▸ **Problem statement**:
Please print all of the material below, word for word.

▸ **Given records**:

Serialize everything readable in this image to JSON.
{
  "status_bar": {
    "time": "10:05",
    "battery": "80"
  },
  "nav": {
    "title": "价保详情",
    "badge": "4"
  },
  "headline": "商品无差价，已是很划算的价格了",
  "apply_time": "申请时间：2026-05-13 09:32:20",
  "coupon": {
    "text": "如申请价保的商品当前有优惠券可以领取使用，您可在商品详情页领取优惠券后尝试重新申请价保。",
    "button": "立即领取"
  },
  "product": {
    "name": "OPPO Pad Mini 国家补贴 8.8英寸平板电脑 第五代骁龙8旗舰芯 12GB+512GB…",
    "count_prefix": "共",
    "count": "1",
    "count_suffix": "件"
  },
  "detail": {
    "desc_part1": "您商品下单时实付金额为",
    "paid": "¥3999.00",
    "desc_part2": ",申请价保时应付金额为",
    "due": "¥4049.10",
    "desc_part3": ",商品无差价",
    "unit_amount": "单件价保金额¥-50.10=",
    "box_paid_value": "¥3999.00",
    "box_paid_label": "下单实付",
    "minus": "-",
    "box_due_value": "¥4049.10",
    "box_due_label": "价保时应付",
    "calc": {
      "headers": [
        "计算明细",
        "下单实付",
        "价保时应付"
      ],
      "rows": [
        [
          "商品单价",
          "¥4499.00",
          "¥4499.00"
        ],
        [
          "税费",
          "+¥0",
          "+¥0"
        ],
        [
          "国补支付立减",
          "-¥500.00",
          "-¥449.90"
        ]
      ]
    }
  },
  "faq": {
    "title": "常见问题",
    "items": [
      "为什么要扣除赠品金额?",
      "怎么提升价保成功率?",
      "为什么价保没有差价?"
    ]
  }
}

▸ **Reply to the exercise**:
Serialize everything readable in this image to JSON.
{
  "status_bar": {
    "time": "10:05",
    "battery": "80"
  },
  "nav": {
    "title": "价保详情",
    "badge": "4"
  },
  "headline": "商品无差价，已是很划算的价格了",
  "apply_time": "申请时间：2026-05-13 09:32:20",
  "coupon": {
    "text": "如申请价保的商品当前有优惠券可以领取使用，您可在商品详情页领取优惠券后尝试重新申请价保。",
    "button": "立即领取"
  },
  "product": {
    "name": "OPPO Pad Mini 国家补贴 8.8英寸平板电脑 第五代骁龙8旗舰芯 12GB+512GB…",
    "count_prefix": "共",
    "count": "1",
    "count_suffix": "件"
  },
  "detail": {
    "desc_part1": "您商品下单时实付金额为",
    "paid": "¥3999.00",
    "desc_part2": ",申请价保时应付金额为",
    "due": "¥4049.10",
    "desc_part3": ",商品无差价",
    "unit_amount": "单件价保金额¥-50.10=",
    "box_paid_value": "¥3999.00",
    "box_paid_label": "下单实付",
    "minus": "-",
    "box_due_value": "¥4049.10",
    "box_due_label": "价保时应付",
    "calc": {
      "headers": [
        "计算明细",
        "下单实付",
        "价保时应付"
      ],
      "rows": [
        [
          "商品单价",
          "¥4499.00",
          "¥4499.00"
        ],
        [
          "税费",
          "+¥0",
          "+¥0"
        ],
        [
          "国补支付立减",
          "-¥500.00",
          "-¥449.90"
        ]
      ]
    }
  },
  "faq": {
    "title": "常见问题",
    "items": [
      "为什么要扣除赠品金额?",
      "怎么提升价保成功率?",
      "为什么价保没有差价?"
    ]
  }
}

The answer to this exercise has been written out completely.